Written task:
Which lines include the word "upper"? Copy each of them.

:::::

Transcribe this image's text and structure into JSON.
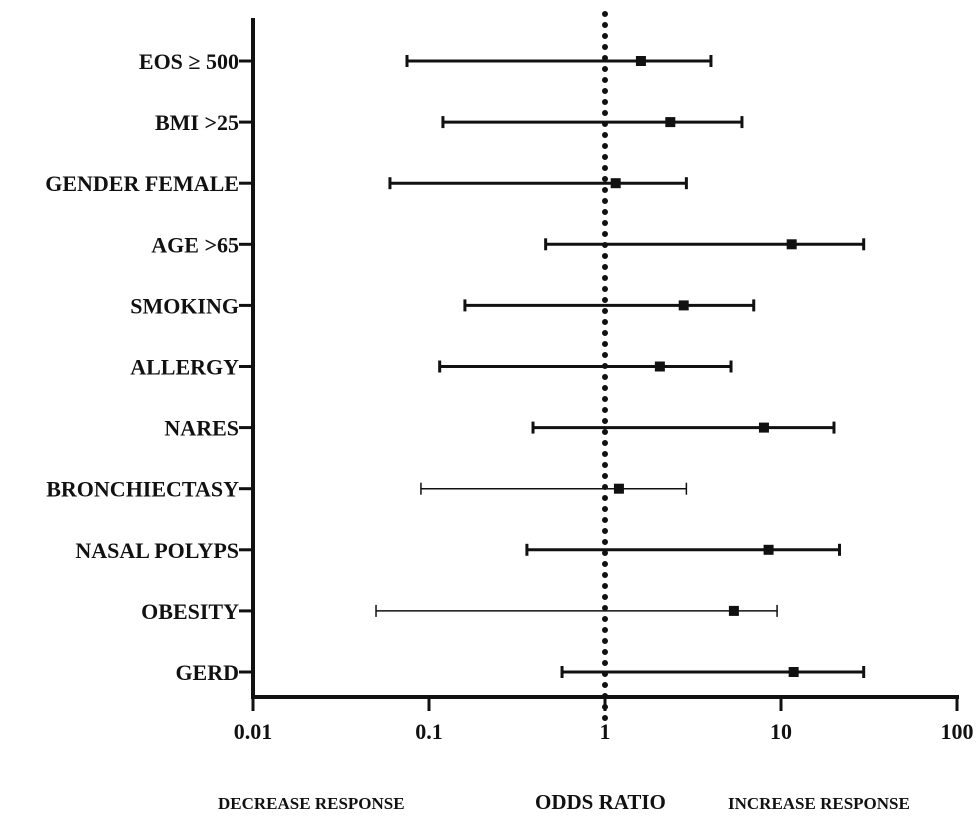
{
  "chart_data": {
    "type": "forest",
    "x_scale": "log",
    "xlim": [
      0.01,
      100
    ],
    "x_ticks": [
      "0.01",
      "0.1",
      "1",
      "10",
      "100"
    ],
    "x_tick_values": [
      0.01,
      0.1,
      1,
      10,
      100
    ],
    "reference_line": 1,
    "reference_style": "dotted",
    "xlabel": "ODDS RATIO",
    "left_annotation": "DECREASE RESPONSE",
    "right_annotation": "INCREASE RESPONSE",
    "grid": false,
    "rows": [
      {
        "label": "EOS ≥ 500",
        "or": 1.6,
        "lower": 0.075,
        "upper": 4.0
      },
      {
        "label": "BMI >25",
        "or": 2.35,
        "lower": 0.12,
        "upper": 6.0
      },
      {
        "label": "GENDER FEMALE",
        "or": 1.15,
        "lower": 0.06,
        "upper": 2.9
      },
      {
        "label": "AGE >65",
        "or": 11.5,
        "lower": 0.46,
        "upper": 29.5
      },
      {
        "label": "SMOKING",
        "or": 2.8,
        "lower": 0.16,
        "upper": 7.0
      },
      {
        "label": "ALLERGY",
        "or": 2.05,
        "lower": 0.115,
        "upper": 5.2
      },
      {
        "label": "NARES",
        "or": 8.0,
        "lower": 0.39,
        "upper": 20.0
      },
      {
        "label": "BRONCHIECTASY",
        "or": 1.2,
        "lower": 0.09,
        "upper": 2.9
      },
      {
        "label": "NASAL POLYPS",
        "or": 8.5,
        "lower": 0.36,
        "upper": 21.5
      },
      {
        "label": "OBESITY",
        "or": 5.4,
        "lower": 0.05,
        "upper": 9.5
      },
      {
        "label": "GERD",
        "or": 11.8,
        "lower": 0.57,
        "upper": 29.5
      }
    ],
    "colors": {
      "marks": "#111111",
      "axis": "#111111"
    }
  }
}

:::::

The reply:
        "upper": 4.0
        "upper": 6.0
        "upper": 2.9
        "upper": 29.5
        "upper": 7.0
        "upper": 5.2
        "upper": 20.0
        "upper": 2.9
        "upper": 21.5
        "upper": 9.5
        "upper": 29.5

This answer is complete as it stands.